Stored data
-- Begin --

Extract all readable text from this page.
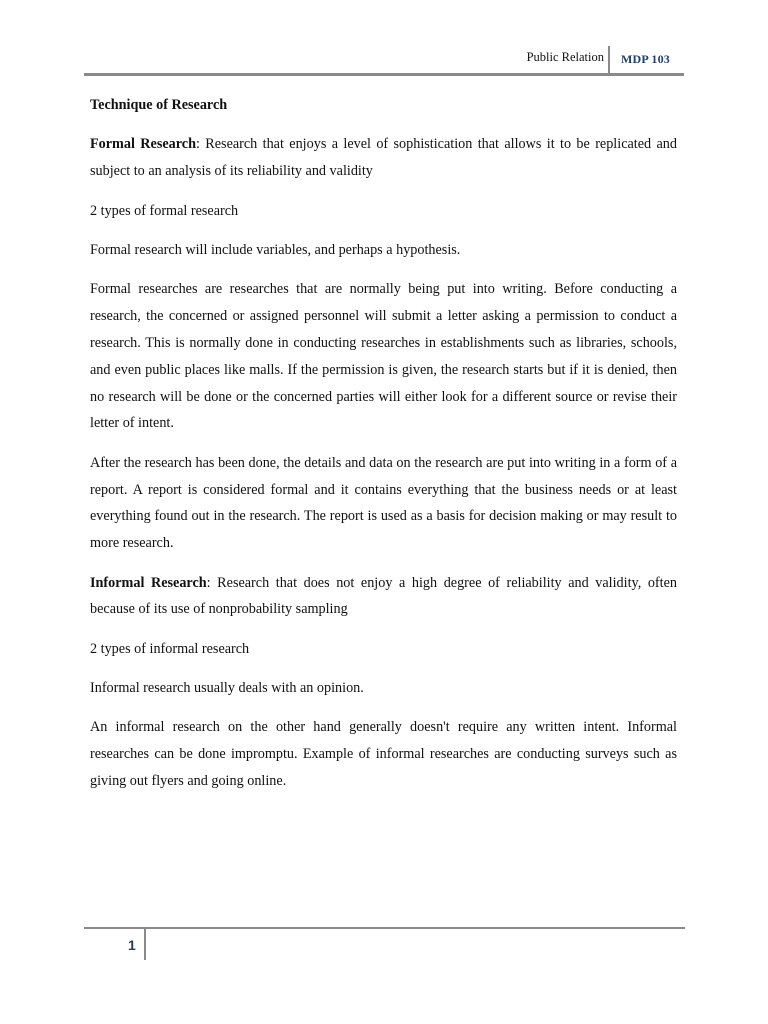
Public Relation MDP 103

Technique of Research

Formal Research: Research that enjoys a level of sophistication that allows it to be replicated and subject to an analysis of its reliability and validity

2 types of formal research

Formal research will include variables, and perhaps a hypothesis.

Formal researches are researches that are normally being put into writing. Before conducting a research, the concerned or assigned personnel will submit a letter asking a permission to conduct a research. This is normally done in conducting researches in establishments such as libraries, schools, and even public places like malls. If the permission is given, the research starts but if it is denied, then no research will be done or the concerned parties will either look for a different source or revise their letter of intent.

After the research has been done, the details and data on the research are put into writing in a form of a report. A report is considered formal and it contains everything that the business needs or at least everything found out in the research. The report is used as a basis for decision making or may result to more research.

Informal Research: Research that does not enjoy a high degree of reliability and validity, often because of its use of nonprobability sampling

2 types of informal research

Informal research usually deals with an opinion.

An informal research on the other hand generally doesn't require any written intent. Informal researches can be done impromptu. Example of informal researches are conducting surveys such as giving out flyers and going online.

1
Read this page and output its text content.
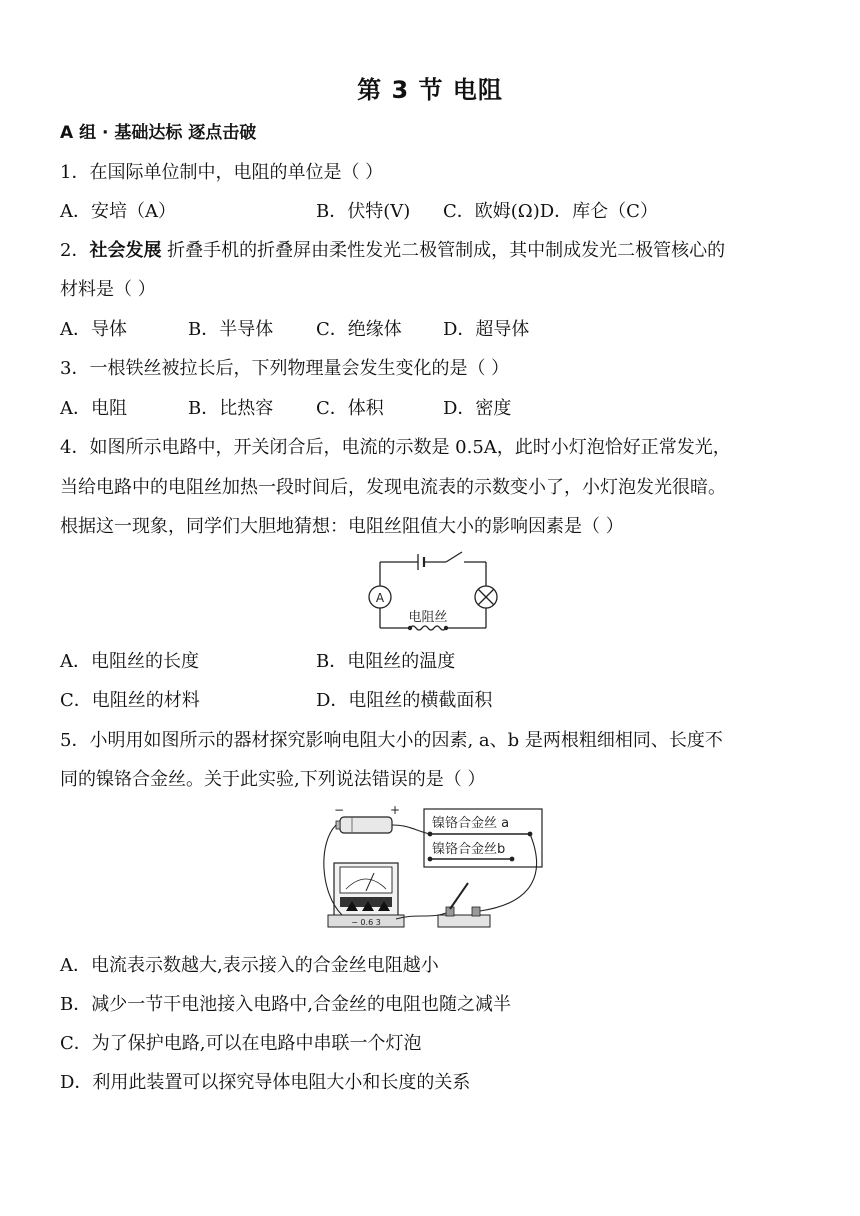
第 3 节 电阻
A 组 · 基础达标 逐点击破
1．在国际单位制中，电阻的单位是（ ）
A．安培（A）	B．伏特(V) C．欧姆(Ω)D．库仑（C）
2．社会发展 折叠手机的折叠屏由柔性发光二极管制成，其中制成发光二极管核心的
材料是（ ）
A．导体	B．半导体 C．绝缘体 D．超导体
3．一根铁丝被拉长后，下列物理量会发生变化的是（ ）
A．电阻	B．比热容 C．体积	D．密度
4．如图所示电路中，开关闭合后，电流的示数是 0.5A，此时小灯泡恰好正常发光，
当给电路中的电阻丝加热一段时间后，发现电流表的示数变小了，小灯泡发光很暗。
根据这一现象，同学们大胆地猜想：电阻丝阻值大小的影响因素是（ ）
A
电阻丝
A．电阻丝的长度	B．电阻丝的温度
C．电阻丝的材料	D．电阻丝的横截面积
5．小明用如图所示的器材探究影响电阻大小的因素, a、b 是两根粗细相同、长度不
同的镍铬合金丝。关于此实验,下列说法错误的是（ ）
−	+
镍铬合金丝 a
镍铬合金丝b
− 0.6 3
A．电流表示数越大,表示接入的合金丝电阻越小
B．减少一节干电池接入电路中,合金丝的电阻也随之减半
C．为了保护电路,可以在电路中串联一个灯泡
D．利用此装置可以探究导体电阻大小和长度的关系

-- End --

[BRIEF]: Work out how many lines of the listing above include the word "validity". Report only the number.

[SOLUTION TO THE EXERCISE]: 2